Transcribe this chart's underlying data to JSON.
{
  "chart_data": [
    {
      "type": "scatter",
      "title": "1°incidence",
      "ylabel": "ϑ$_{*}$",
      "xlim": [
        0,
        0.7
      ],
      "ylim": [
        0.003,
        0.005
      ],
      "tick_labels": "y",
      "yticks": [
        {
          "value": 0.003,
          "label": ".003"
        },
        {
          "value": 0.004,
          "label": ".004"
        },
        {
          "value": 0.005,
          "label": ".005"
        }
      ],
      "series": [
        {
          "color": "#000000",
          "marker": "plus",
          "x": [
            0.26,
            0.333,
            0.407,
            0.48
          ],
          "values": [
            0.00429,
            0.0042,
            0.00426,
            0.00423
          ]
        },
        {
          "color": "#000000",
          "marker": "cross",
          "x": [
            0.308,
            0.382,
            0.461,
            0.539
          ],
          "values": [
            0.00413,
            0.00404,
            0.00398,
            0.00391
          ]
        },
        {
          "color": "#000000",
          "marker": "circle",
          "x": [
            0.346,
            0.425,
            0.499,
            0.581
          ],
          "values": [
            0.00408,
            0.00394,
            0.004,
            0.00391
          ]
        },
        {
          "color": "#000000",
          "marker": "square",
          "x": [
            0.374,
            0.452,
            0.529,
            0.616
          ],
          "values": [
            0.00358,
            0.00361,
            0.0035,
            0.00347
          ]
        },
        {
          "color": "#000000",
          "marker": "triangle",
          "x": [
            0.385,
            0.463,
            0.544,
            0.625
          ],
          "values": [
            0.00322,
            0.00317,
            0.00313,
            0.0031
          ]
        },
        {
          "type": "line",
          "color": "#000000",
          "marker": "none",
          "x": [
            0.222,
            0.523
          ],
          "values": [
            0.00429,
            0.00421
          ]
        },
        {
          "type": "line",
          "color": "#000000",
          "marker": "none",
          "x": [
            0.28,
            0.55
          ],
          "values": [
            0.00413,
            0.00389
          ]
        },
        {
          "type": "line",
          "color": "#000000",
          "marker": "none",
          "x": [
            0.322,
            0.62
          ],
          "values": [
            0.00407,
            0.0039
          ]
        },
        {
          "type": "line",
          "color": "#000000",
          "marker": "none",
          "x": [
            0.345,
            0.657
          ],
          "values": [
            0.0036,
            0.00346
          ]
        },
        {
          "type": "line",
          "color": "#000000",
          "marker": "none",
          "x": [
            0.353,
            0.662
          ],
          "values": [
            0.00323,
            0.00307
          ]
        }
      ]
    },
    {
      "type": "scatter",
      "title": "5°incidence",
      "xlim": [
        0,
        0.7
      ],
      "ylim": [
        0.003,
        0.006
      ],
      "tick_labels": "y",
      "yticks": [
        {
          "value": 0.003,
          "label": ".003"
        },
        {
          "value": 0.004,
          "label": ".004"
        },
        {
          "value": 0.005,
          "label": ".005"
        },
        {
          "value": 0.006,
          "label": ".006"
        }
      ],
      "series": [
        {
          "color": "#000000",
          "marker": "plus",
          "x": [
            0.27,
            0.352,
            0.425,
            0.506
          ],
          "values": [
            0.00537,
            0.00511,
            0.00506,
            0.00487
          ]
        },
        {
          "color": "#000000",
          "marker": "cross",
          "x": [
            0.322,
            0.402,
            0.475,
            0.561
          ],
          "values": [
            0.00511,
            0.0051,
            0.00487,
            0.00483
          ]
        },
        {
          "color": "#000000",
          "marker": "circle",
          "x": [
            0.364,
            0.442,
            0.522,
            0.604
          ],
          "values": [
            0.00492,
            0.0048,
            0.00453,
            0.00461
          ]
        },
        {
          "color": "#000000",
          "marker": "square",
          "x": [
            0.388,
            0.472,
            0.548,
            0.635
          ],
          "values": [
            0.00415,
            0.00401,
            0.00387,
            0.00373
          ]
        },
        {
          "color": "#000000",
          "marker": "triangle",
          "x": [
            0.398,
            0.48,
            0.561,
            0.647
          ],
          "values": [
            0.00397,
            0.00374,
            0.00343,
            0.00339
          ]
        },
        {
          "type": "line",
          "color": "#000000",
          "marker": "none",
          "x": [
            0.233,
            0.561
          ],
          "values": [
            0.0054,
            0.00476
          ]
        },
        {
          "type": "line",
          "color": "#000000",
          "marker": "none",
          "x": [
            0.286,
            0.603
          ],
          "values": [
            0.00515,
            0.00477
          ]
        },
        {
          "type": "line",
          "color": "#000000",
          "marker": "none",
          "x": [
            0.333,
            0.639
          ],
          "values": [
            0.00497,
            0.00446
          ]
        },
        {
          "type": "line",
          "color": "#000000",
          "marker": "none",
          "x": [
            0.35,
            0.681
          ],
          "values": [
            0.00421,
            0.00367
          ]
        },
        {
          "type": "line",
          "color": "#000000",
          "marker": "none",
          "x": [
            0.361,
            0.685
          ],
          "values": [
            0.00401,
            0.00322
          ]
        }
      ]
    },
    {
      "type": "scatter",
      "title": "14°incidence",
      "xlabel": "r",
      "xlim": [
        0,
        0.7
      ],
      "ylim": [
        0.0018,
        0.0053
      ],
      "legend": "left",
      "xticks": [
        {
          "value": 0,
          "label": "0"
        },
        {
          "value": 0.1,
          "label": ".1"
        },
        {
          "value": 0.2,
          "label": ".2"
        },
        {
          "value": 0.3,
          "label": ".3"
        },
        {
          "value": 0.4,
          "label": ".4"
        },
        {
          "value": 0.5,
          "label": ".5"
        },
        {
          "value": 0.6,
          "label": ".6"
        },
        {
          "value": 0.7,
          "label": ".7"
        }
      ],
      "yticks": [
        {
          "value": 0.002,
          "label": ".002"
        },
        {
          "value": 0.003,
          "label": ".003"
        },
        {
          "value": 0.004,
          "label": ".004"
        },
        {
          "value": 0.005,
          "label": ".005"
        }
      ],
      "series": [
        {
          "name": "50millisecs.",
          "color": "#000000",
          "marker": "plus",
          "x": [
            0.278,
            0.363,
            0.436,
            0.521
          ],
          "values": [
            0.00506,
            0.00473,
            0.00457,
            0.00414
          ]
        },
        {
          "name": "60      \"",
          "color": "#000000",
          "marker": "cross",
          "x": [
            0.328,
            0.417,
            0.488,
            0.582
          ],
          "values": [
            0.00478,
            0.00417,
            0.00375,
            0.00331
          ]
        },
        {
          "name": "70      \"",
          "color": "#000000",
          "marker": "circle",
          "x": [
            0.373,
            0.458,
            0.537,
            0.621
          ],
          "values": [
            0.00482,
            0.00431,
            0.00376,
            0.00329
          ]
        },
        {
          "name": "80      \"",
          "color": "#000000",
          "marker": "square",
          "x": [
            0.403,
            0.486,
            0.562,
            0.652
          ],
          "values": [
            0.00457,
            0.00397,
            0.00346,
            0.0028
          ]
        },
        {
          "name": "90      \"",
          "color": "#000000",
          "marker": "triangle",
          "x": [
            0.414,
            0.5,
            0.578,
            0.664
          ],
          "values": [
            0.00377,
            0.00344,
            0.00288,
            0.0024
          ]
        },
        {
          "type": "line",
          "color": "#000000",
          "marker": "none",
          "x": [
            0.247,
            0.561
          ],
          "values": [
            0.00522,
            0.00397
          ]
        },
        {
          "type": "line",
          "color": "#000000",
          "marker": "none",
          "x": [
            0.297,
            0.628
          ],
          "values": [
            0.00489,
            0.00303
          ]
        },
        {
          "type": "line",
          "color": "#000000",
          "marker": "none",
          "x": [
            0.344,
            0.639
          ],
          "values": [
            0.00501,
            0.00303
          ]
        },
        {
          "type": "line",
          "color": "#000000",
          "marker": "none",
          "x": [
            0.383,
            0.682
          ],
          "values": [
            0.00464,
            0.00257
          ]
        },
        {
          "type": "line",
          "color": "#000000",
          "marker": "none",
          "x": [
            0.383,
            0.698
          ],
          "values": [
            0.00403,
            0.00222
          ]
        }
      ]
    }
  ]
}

────────────────

• **What you will do**: From the listing above, pick out every line containing "title".

• **Response to this exercise**:
      "title": "1°incidence",
      "title": "5°incidence",
      "title": "14°incidence",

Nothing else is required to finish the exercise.